BEGIN PROVIDED MATERIAL
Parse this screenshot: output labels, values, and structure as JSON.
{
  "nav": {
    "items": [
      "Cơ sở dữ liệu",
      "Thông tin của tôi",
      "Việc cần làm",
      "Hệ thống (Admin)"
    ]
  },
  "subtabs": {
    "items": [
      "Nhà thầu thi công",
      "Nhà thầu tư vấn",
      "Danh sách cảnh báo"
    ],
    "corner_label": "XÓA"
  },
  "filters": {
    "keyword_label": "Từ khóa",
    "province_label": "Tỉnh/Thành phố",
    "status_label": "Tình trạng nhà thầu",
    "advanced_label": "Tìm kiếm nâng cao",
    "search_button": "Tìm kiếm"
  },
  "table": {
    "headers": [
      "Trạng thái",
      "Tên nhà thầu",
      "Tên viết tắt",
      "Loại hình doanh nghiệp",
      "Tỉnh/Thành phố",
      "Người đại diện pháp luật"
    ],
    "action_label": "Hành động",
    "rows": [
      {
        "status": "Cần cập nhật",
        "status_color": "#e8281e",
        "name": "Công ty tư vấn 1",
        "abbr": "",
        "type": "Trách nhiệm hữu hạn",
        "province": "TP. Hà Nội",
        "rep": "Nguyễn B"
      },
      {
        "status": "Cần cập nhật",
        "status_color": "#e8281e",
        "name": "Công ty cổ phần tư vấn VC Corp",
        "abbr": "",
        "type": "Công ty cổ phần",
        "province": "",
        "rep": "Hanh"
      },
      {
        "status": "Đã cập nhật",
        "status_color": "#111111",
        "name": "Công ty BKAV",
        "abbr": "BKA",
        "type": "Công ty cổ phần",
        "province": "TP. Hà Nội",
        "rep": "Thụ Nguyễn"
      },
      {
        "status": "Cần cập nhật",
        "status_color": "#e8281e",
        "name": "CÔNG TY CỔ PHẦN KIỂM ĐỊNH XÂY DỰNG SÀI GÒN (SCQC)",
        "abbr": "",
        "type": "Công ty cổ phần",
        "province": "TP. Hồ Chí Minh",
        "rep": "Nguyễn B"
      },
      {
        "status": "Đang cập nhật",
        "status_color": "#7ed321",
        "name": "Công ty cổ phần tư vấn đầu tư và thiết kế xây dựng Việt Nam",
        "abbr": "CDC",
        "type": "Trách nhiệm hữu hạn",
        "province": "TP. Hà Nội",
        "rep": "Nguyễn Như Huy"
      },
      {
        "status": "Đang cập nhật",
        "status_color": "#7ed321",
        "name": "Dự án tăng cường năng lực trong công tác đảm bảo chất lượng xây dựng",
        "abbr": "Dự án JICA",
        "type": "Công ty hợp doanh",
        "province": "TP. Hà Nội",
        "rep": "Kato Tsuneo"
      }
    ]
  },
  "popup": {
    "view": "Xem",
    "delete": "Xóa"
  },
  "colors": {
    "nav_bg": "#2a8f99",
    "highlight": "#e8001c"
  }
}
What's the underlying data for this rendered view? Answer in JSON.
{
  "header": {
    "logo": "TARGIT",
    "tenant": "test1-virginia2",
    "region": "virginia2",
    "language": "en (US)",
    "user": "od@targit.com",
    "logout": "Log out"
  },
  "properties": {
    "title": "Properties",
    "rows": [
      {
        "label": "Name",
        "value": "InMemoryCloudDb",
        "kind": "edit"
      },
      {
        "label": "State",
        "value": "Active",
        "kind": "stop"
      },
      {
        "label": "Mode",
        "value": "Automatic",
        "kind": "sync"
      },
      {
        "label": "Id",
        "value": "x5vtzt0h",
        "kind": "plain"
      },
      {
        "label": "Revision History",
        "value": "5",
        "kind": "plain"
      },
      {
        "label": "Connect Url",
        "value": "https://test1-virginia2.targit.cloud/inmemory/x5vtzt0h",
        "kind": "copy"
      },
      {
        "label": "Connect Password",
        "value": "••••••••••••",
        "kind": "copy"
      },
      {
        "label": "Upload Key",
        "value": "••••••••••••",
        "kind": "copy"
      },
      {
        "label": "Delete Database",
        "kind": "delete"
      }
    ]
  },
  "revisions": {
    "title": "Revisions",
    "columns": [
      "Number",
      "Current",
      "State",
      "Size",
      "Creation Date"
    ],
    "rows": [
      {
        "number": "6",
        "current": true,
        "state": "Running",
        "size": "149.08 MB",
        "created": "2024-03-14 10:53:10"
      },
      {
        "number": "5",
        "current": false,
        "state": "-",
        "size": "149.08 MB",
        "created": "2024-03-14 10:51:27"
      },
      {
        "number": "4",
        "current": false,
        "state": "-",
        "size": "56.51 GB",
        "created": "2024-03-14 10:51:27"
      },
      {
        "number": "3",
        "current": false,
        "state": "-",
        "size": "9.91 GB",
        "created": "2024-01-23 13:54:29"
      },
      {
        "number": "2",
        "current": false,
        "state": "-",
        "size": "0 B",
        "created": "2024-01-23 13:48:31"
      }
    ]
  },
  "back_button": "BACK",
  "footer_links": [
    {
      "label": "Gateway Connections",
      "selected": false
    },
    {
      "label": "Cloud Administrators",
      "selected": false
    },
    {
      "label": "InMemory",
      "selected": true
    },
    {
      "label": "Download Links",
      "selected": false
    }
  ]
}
END PROVIDED MATERIAL
* [STATED GOAL] Your task is to extract all of the records exactly.

* [COMPLETE ANSWER]
Parse this screenshot: output labels, values, and structure as JSON.
{
  "nav": {
    "items": [
      "Cơ sở dữ liệu",
      "Thông tin của tôi",
      "Việc cần làm",
      "Hệ thống (Admin)"
    ]
  },
  "subtabs": {
    "items": [
      "Nhà thầu thi công",
      "Nhà thầu tư vấn",
      "Danh sách cảnh báo"
    ],
    "corner_label": "XÓA"
  },
  "filters": {
    "keyword_label": "Từ khóa",
    "province_label": "Tỉnh/Thành phố",
    "status_label": "Tình trạng nhà thầu",
    "advanced_label": "Tìm kiếm nâng cao",
    "search_button": "Tìm kiếm"
  },
  "table": {
    "headers": [
      "Trạng thái",
      "Tên nhà thầu",
      "Tên viết tắt",
      "Loại hình doanh nghiệp",
      "Tỉnh/Thành phố",
      "Người đại diện pháp luật"
    ],
    "action_label": "Hành động",
    "rows": [
      {
        "status": "Cần cập nhật",
        "status_color": "#e8281e",
        "name": "Công ty tư vấn 1",
        "abbr": "",
        "type": "Trách nhiệm hữu hạn",
        "province": "TP. Hà Nội",
        "rep": "Nguyễn B"
      },
      {
        "status": "Cần cập nhật",
        "status_color": "#e8281e",
        "name": "Công ty cổ phần tư vấn VC Corp",
        "abbr": "",
        "type": "Công ty cổ phần",
        "province": "",
        "rep": "Hanh"
      },
      {
        "status": "Đã cập nhật",
        "status_color": "#111111",
        "name": "Công ty BKAV",
        "abbr": "BKA",
        "type": "Công ty cổ phần",
        "province": "TP. Hà Nội",
        "rep": "Thụ Nguyễn"
      },
      {
        "status": "Cần cập nhật",
        "status_color": "#e8281e",
        "name": "CÔNG TY CỔ PHẦN KIỂM ĐỊNH XÂY DỰNG SÀI GÒN (SCQC)",
        "abbr": "",
        "type": "Công ty cổ phần",
        "province": "TP. Hồ Chí Minh",
        "rep": "Nguyễn B"
      },
      {
        "status": "Đang cập nhật",
        "status_color": "#7ed321",
        "name": "Công ty cổ phần tư vấn đầu tư và thiết kế xây dựng Việt Nam",
        "abbr": "CDC",
        "type": "Trách nhiệm hữu hạn",
        "province": "TP. Hà Nội",
        "rep": "Nguyễn Như Huy"
      },
      {
        "status": "Đang cập nhật",
        "status_color": "#7ed321",
        "name": "Dự án tăng cường năng lực trong công tác đảm bảo chất lượng xây dựng",
        "abbr": "Dự án JICA",
        "type": "Công ty hợp doanh",
        "province": "TP. Hà Nội",
        "rep": "Kato Tsuneo"
      }
    ]
  },
  "popup": {
    "view": "Xem",
    "delete": "Xóa"
  },
  "colors": {
    "nav_bg": "#2a8f99",
    "highlight": "#e8001c"
  }
}
What's the underlying data for this rendered view? Answer in JSON.
{
  "header": {
    "logo": "TARGIT",
    "tenant": "test1-virginia2",
    "region": "virginia2",
    "language": "en (US)",
    "user": "od@targit.com",
    "logout": "Log out"
  },
  "properties": {
    "title": "Properties",
    "rows": [
      {
        "label": "Name",
        "value": "InMemoryCloudDb",
        "kind": "edit"
      },
      {
        "label": "State",
        "value": "Active",
        "kind": "stop"
      },
      {
        "label": "Mode",
        "value": "Automatic",
        "kind": "sync"
      },
      {
        "label": "Id",
        "value": "x5vtzt0h",
        "kind": "plain"
      },
      {
        "label": "Revision History",
        "value": "5",
        "kind": "plain"
      },
      {
        "label": "Connect Url",
        "value": "https://test1-virginia2.targit.cloud/inmemory/x5vtzt0h",
        "kind": "copy"
      },
      {
        "label": "Connect Password",
        "value": "••••••••••••",
        "kind": "copy"
      },
      {
        "label": "Upload Key",
        "value": "••••••••••••",
        "kind": "copy"
      },
      {
        "label": "Delete Database",
        "kind": "delete"
      }
    ]
  },
  "revisions": {
    "title": "Revisions",
    "columns": [
      "Number",
      "Current",
      "State",
      "Size",
      "Creation Date"
    ],
    "rows": [
      {
        "number": "6",
        "current": true,
        "state": "Running",
        "size": "149.08 MB",
        "created": "2024-03-14 10:53:10"
      },
      {
        "number": "5",
        "current": false,
        "state": "-",
        "size": "149.08 MB",
        "created": "2024-03-14 10:51:27"
      },
      {
        "number": "4",
        "current": false,
        "state": "-",
        "size": "56.51 GB",
        "created": "2024-03-14 10:51:27"
      },
      {
        "number": "3",
        "current": false,
        "state": "-",
        "size": "9.91 GB",
        "created": "2024-01-23 13:54:29"
      },
      {
        "number": "2",
        "current": false,
        "state": "-",
        "size": "0 B",
        "created": "2024-01-23 13:48:31"
      }
    ]
  },
  "back_button": "BACK",
  "footer_links": [
    {
      "label": "Gateway Connections",
      "selected": false
    },
    {
      "label": "Cloud Administrators",
      "selected": false
    },
    {
      "label": "InMemory",
      "selected": true
    },
    {
      "label": "Download Links",
      "selected": false
    }
  ]
}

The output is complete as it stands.